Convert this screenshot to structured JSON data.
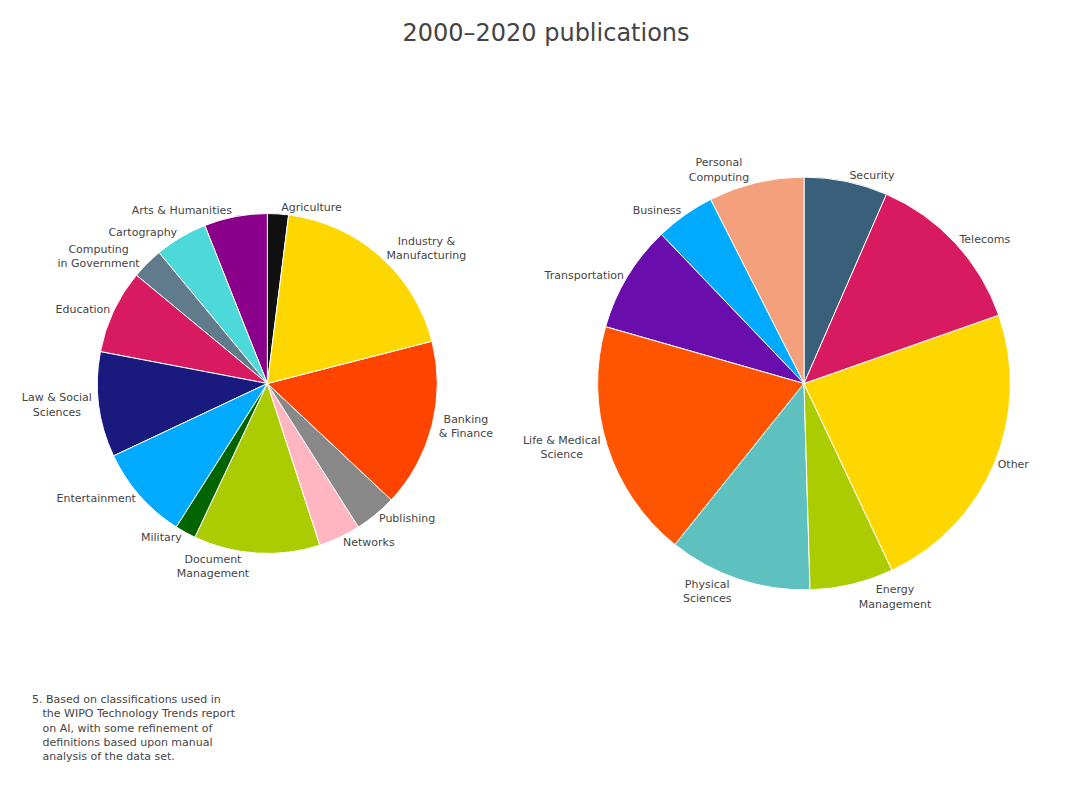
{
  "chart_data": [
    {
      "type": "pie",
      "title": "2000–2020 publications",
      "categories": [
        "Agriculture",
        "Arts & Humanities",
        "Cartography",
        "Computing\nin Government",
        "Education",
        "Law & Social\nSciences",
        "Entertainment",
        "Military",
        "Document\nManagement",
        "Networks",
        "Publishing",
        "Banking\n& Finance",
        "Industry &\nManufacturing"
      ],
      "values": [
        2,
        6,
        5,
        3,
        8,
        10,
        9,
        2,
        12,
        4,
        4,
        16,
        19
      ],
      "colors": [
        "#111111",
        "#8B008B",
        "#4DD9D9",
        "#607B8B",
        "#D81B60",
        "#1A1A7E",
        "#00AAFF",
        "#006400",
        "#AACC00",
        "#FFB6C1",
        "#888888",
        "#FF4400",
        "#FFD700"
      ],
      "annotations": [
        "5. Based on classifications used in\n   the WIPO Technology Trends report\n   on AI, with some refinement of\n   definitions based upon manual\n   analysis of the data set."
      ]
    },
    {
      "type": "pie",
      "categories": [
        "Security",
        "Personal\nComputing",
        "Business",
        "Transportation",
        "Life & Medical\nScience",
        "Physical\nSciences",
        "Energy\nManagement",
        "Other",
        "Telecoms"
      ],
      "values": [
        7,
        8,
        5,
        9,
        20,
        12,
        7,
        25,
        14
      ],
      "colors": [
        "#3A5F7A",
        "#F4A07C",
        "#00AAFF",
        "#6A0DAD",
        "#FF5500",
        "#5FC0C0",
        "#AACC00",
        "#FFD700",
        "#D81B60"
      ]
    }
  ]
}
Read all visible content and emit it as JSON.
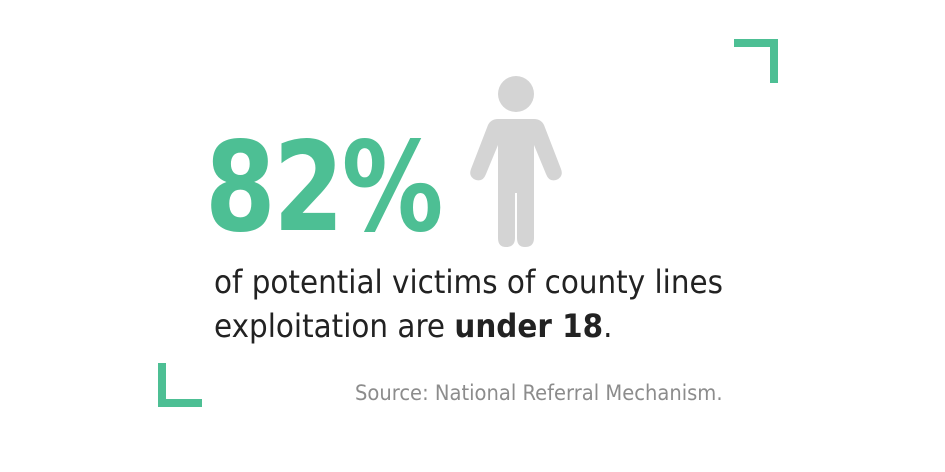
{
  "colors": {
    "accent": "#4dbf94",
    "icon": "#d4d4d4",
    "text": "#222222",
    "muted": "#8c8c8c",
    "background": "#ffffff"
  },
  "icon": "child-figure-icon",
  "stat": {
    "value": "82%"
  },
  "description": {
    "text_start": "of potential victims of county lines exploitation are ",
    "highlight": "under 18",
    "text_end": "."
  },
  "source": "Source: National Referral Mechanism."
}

:: WHAT YOU SHOULD DO ::
Supply the count of lines in the entries that contain the word "JSON", and nothing besides.

:: RESPONSE ::
2